● **Work instructions**
The entries below are to be written out again without alteration.

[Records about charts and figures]
|---|

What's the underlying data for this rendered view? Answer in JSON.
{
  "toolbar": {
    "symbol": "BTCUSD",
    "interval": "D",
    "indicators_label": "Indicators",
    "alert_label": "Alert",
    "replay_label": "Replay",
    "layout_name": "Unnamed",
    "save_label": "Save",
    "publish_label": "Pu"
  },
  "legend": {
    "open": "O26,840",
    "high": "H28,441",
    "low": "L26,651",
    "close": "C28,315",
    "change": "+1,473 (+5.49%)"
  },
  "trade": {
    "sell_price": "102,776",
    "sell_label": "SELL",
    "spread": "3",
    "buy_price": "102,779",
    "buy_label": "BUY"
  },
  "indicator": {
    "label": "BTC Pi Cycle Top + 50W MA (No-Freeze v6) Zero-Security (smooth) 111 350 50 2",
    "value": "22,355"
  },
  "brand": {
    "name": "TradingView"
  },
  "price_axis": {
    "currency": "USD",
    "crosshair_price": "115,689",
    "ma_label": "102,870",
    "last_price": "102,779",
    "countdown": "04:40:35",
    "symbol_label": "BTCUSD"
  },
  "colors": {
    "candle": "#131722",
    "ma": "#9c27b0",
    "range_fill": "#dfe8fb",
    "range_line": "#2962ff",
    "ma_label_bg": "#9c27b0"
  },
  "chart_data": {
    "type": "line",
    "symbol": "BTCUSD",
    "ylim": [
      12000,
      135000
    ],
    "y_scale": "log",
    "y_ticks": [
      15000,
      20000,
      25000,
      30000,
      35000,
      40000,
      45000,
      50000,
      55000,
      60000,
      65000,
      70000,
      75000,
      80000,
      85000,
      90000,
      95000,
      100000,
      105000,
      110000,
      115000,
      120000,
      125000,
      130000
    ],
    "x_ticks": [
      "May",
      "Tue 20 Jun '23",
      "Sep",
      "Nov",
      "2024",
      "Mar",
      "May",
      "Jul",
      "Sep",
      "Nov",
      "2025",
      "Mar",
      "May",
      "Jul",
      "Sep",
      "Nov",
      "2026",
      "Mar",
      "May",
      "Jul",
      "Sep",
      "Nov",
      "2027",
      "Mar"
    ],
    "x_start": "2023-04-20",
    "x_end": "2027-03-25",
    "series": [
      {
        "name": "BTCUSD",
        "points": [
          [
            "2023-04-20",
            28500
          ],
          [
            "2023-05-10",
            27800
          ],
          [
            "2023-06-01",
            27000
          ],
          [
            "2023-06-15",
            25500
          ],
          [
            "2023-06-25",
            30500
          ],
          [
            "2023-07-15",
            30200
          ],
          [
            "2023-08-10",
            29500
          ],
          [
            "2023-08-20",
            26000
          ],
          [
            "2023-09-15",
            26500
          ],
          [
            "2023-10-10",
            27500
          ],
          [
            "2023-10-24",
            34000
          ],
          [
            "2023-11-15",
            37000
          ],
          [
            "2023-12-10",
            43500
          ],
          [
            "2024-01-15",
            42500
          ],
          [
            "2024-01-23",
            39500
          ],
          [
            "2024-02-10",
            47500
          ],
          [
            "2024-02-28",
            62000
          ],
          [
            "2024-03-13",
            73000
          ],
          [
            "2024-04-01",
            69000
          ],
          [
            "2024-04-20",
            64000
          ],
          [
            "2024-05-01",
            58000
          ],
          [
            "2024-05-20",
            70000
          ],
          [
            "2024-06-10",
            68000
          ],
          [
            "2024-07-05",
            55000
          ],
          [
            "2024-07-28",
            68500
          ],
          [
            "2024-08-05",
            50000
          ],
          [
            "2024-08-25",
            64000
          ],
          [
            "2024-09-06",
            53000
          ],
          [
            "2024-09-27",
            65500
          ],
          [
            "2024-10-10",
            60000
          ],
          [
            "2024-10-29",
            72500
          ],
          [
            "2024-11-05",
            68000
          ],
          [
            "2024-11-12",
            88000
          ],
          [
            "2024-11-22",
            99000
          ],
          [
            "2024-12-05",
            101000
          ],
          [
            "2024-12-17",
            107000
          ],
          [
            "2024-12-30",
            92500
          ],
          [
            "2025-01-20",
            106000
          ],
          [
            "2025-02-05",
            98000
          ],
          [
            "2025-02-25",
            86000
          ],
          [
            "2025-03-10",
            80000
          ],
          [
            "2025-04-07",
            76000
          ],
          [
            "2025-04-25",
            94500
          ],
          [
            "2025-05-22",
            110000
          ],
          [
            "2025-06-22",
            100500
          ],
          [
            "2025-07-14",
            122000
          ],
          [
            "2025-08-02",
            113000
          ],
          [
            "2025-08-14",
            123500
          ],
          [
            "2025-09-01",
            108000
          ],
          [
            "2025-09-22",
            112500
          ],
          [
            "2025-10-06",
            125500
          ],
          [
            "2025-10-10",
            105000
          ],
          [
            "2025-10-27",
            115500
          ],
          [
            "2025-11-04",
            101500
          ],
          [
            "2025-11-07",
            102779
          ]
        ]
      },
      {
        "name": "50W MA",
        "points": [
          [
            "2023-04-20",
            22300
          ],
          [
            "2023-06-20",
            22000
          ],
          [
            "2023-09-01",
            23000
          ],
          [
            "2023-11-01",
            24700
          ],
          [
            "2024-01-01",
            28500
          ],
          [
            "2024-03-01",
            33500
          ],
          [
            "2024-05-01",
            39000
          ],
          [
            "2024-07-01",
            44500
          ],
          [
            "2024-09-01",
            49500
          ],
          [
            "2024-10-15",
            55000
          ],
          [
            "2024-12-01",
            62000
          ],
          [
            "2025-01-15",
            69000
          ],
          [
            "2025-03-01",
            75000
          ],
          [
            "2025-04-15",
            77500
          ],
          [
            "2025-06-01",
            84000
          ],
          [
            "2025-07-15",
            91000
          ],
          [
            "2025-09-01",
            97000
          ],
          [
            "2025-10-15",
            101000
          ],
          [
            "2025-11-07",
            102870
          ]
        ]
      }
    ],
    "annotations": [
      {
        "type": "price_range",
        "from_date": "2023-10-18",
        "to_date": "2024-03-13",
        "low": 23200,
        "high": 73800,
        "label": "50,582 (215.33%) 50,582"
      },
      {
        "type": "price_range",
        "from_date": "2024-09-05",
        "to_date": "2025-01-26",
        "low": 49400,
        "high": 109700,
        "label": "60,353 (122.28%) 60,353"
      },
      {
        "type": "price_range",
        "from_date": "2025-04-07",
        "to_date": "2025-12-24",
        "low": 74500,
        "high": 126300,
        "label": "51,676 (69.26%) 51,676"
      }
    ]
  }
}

|---|

● **Reply to the exercise**
What's the underlying data for this rendered view? Answer in JSON.
{
  "toolbar": {
    "symbol": "BTCUSD",
    "interval": "D",
    "indicators_label": "Indicators",
    "alert_label": "Alert",
    "replay_label": "Replay",
    "layout_name": "Unnamed",
    "save_label": "Save",
    "publish_label": "Pu"
  },
  "legend": {
    "open": "O26,840",
    "high": "H28,441",
    "low": "L26,651",
    "close": "C28,315",
    "change": "+1,473 (+5.49%)"
  },
  "trade": {
    "sell_price": "102,776",
    "sell_label": "SELL",
    "spread": "3",
    "buy_price": "102,779",
    "buy_label": "BUY"
  },
  "indicator": {
    "label": "BTC Pi Cycle Top + 50W MA (No-Freeze v6) Zero-Security (smooth) 111 350 50 2",
    "value": "22,355"
  },
  "brand": {
    "name": "TradingView"
  },
  "price_axis": {
    "currency": "USD",
    "crosshair_price": "115,689",
    "ma_label": "102,870",
    "last_price": "102,779",
    "countdown": "04:40:35",
    "symbol_label": "BTCUSD"
  },
  "colors": {
    "candle": "#131722",
    "ma": "#9c27b0",
    "range_fill": "#dfe8fb",
    "range_line": "#2962ff",
    "ma_label_bg": "#9c27b0"
  },
  "chart_data": {
    "type": "line",
    "symbol": "BTCUSD",
    "ylim": [
      12000,
      135000
    ],
    "y_scale": "log",
    "y_ticks": [
      15000,
      20000,
      25000,
      30000,
      35000,
      40000,
      45000,
      50000,
      55000,
      60000,
      65000,
      70000,
      75000,
      80000,
      85000,
      90000,
      95000,
      100000,
      105000,
      110000,
      115000,
      120000,
      125000,
      130000
    ],
    "x_ticks": [
      "May",
      "Tue 20 Jun '23",
      "Sep",
      "Nov",
      "2024",
      "Mar",
      "May",
      "Jul",
      "Sep",
      "Nov",
      "2025",
      "Mar",
      "May",
      "Jul",
      "Sep",
      "Nov",
      "2026",
      "Mar",
      "May",
      "Jul",
      "Sep",
      "Nov",
      "2027",
      "Mar"
    ],
    "x_start": "2023-04-20",
    "x_end": "2027-03-25",
    "series": [
      {
        "name": "BTCUSD",
        "points": [
          [
            "2023-04-20",
            28500
          ],
          [
            "2023-05-10",
            27800
          ],
          [
            "2023-06-01",
            27000
          ],
          [
            "2023-06-15",
            25500
          ],
          [
            "2023-06-25",
            30500
          ],
          [
            "2023-07-15",
            30200
          ],
          [
            "2023-08-10",
            29500
          ],
          [
            "2023-08-20",
            26000
          ],
          [
            "2023-09-15",
            26500
          ],
          [
            "2023-10-10",
            27500
          ],
          [
            "2023-10-24",
            34000
          ],
          [
            "2023-11-15",
            37000
          ],
          [
            "2023-12-10",
            43500
          ],
          [
            "2024-01-15",
            42500
          ],
          [
            "2024-01-23",
            39500
          ],
          [
            "2024-02-10",
            47500
          ],
          [
            "2024-02-28",
            62000
          ],
          [
            "2024-03-13",
            73000
          ],
          [
            "2024-04-01",
            69000
          ],
          [
            "2024-04-20",
            64000
          ],
          [
            "2024-05-01",
            58000
          ],
          [
            "2024-05-20",
            70000
          ],
          [
            "2024-06-10",
            68000
          ],
          [
            "2024-07-05",
            55000
          ],
          [
            "2024-07-28",
            68500
          ],
          [
            "2024-08-05",
            50000
          ],
          [
            "2024-08-25",
            64000
          ],
          [
            "2024-09-06",
            53000
          ],
          [
            "2024-09-27",
            65500
          ],
          [
            "2024-10-10",
            60000
          ],
          [
            "2024-10-29",
            72500
          ],
          [
            "2024-11-05",
            68000
          ],
          [
            "2024-11-12",
            88000
          ],
          [
            "2024-11-22",
            99000
          ],
          [
            "2024-12-05",
            101000
          ],
          [
            "2024-12-17",
            107000
          ],
          [
            "2024-12-30",
            92500
          ],
          [
            "2025-01-20",
            106000
          ],
          [
            "2025-02-05",
            98000
          ],
          [
            "2025-02-25",
            86000
          ],
          [
            "2025-03-10",
            80000
          ],
          [
            "2025-04-07",
            76000
          ],
          [
            "2025-04-25",
            94500
          ],
          [
            "2025-05-22",
            110000
          ],
          [
            "2025-06-22",
            100500
          ],
          [
            "2025-07-14",
            122000
          ],
          [
            "2025-08-02",
            113000
          ],
          [
            "2025-08-14",
            123500
          ],
          [
            "2025-09-01",
            108000
          ],
          [
            "2025-09-22",
            112500
          ],
          [
            "2025-10-06",
            125500
          ],
          [
            "2025-10-10",
            105000
          ],
          [
            "2025-10-27",
            115500
          ],
          [
            "2025-11-04",
            101500
          ],
          [
            "2025-11-07",
            102779
          ]
        ]
      },
      {
        "name": "50W MA",
        "points": [
          [
            "2023-04-20",
            22300
          ],
          [
            "2023-06-20",
            22000
          ],
          [
            "2023-09-01",
            23000
          ],
          [
            "2023-11-01",
            24700
          ],
          [
            "2024-01-01",
            28500
          ],
          [
            "2024-03-01",
            33500
          ],
          [
            "2024-05-01",
            39000
          ],
          [
            "2024-07-01",
            44500
          ],
          [
            "2024-09-01",
            49500
          ],
          [
            "2024-10-15",
            55000
          ],
          [
            "2024-12-01",
            62000
          ],
          [
            "2025-01-15",
            69000
          ],
          [
            "2025-03-01",
            75000
          ],
          [
            "2025-04-15",
            77500
          ],
          [
            "2025-06-01",
            84000
          ],
          [
            "2025-07-15",
            91000
          ],
          [
            "2025-09-01",
            97000
          ],
          [
            "2025-10-15",
            101000
          ],
          [
            "2025-11-07",
            102870
          ]
        ]
      }
    ],
    "annotations": [
      {
        "type": "price_range",
        "from_date": "2023-10-18",
        "to_date": "2024-03-13",
        "low": 23200,
        "high": 73800,
        "label": "50,582 (215.33%) 50,582"
      },
      {
        "type": "price_range",
        "from_date": "2024-09-05",
        "to_date": "2025-01-26",
        "low": 49400,
        "high": 109700,
        "label": "60,353 (122.28%) 60,353"
      },
      {
        "type": "price_range",
        "from_date": "2025-04-07",
        "to_date": "2025-12-24",
        "low": 74500,
        "high": 126300,
        "label": "51,676 (69.26%) 51,676"
      }
    ]
  }
}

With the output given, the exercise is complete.